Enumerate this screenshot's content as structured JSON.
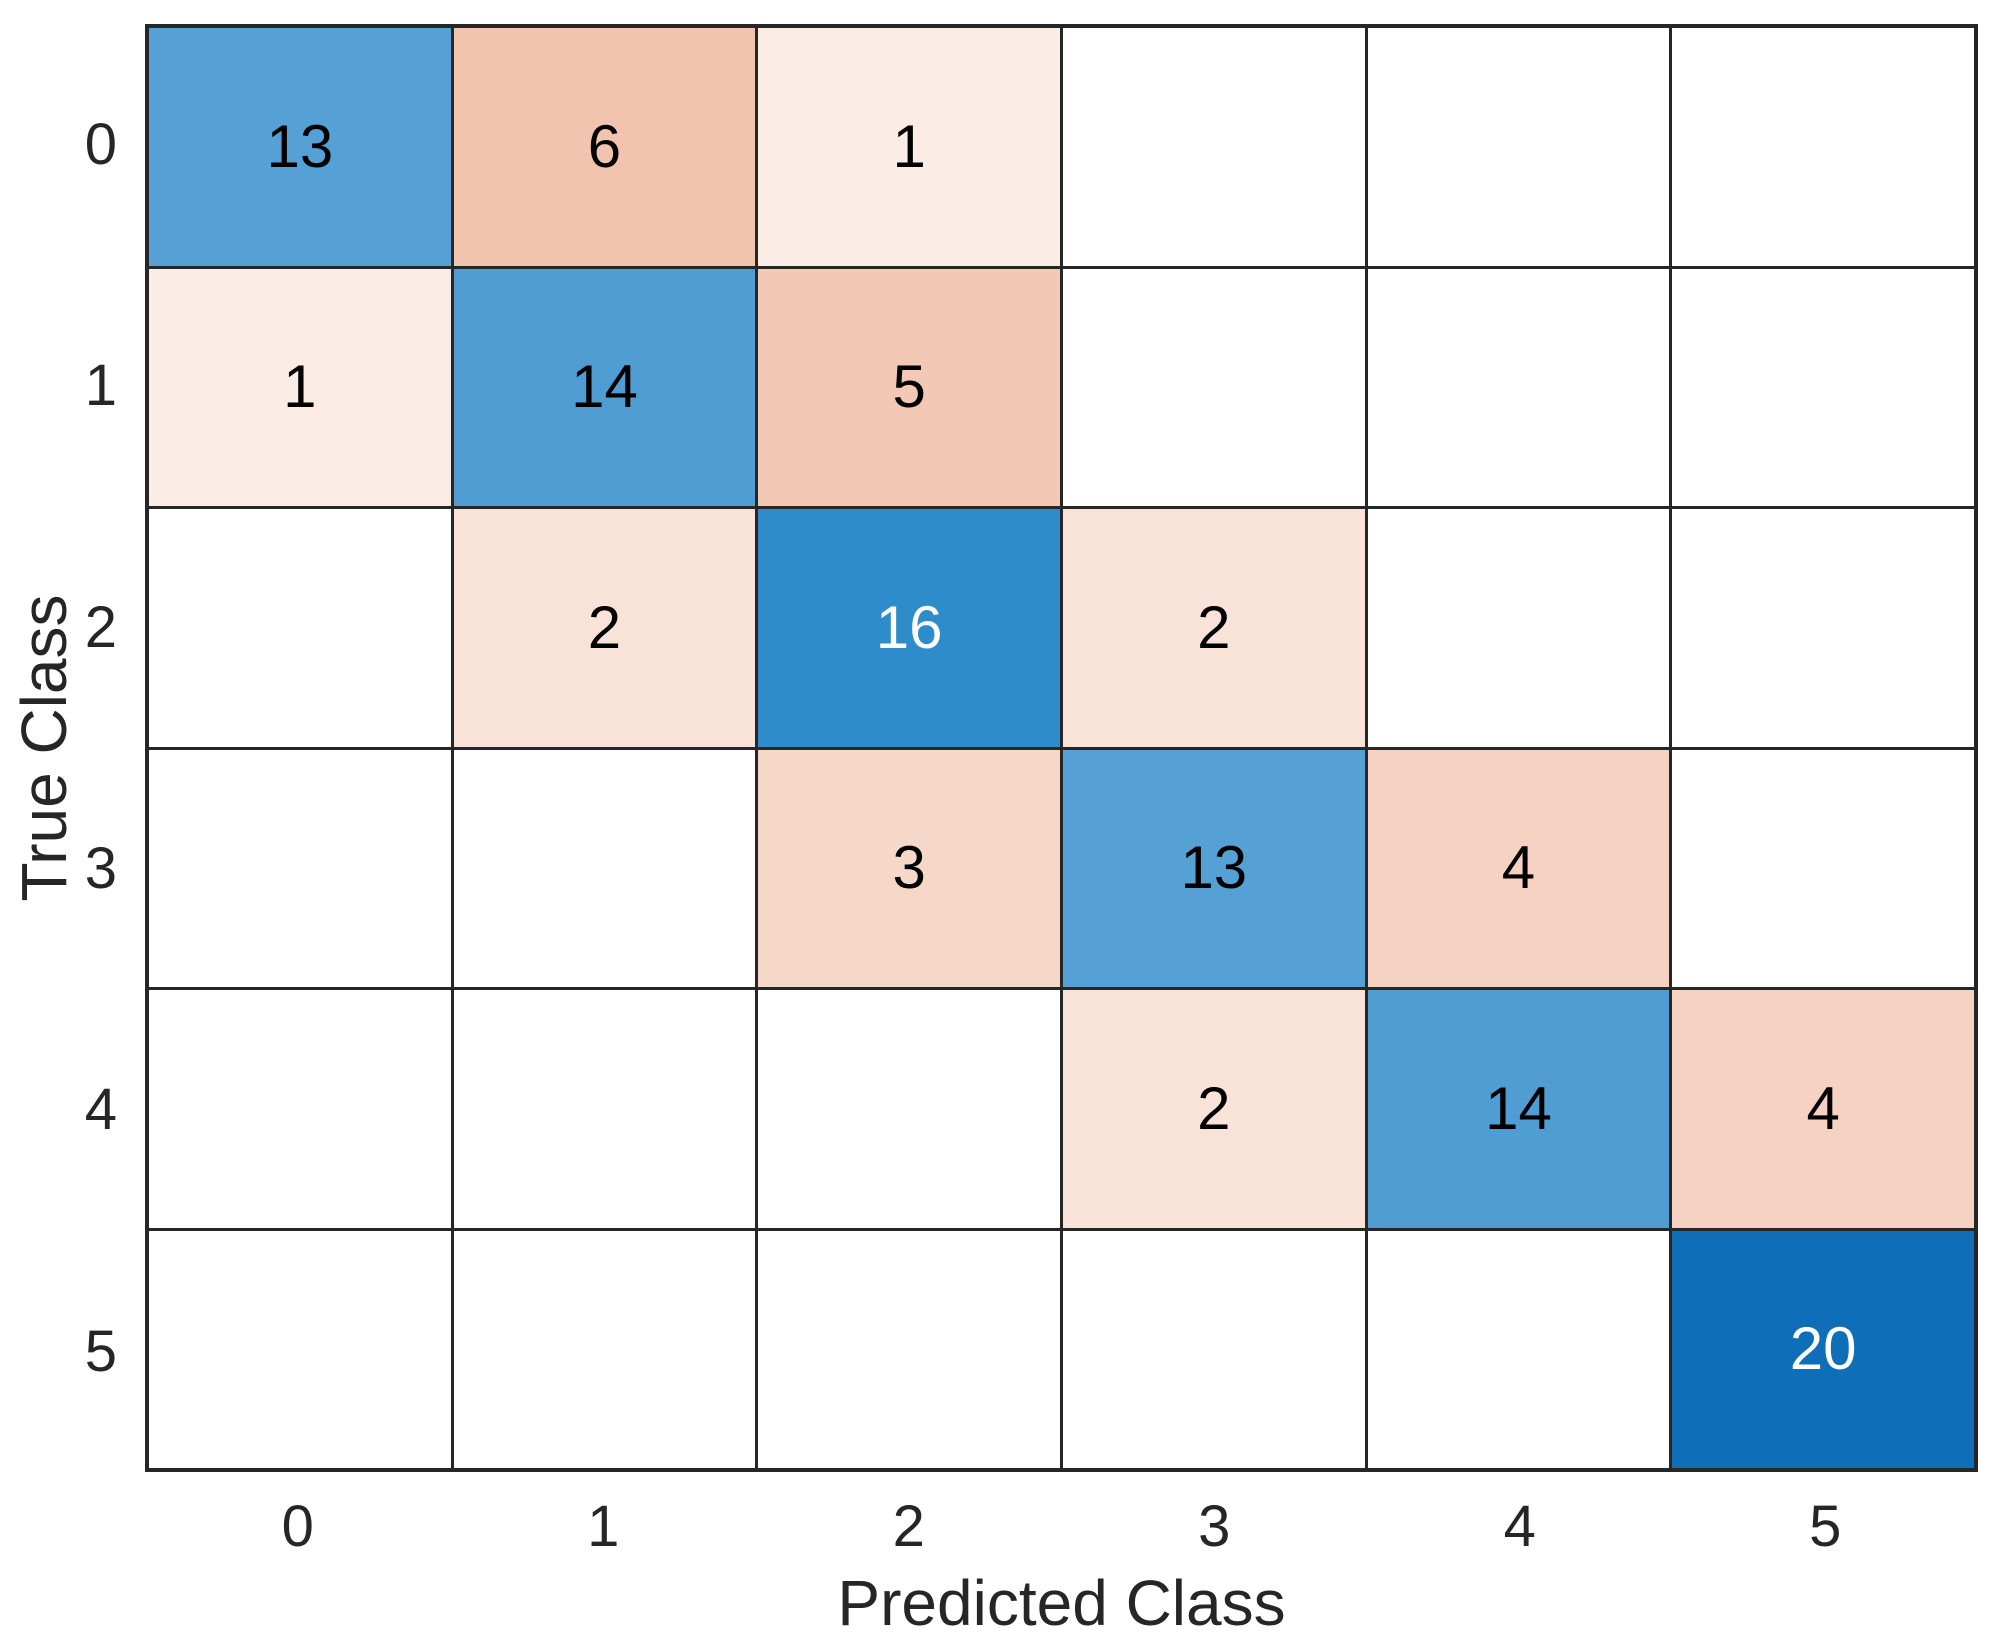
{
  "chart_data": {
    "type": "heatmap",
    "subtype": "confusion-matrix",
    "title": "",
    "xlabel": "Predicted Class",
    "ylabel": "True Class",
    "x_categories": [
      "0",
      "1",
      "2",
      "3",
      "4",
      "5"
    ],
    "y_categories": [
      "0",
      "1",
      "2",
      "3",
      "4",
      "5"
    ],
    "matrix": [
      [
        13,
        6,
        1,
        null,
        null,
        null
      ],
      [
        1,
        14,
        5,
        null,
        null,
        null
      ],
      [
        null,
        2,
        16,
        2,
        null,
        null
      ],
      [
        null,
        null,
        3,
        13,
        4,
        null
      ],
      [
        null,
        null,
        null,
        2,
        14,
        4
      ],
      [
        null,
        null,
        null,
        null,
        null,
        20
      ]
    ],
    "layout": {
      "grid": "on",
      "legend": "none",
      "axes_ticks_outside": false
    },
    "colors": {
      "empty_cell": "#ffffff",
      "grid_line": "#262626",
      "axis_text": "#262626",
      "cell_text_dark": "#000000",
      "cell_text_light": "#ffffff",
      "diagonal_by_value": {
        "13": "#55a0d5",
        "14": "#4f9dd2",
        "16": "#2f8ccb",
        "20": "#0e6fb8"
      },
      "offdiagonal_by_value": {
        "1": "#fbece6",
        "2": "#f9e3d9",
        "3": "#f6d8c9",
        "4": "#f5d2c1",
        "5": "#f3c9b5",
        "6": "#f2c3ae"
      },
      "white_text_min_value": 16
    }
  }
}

====

EXERCISE OBJECTIVE
Review the preceding data and report every line that includes the string "ffffff".

RESPONSE BELOW
      "empty_cell": "#ffffff",
      "cell_text_light": "#ffffff",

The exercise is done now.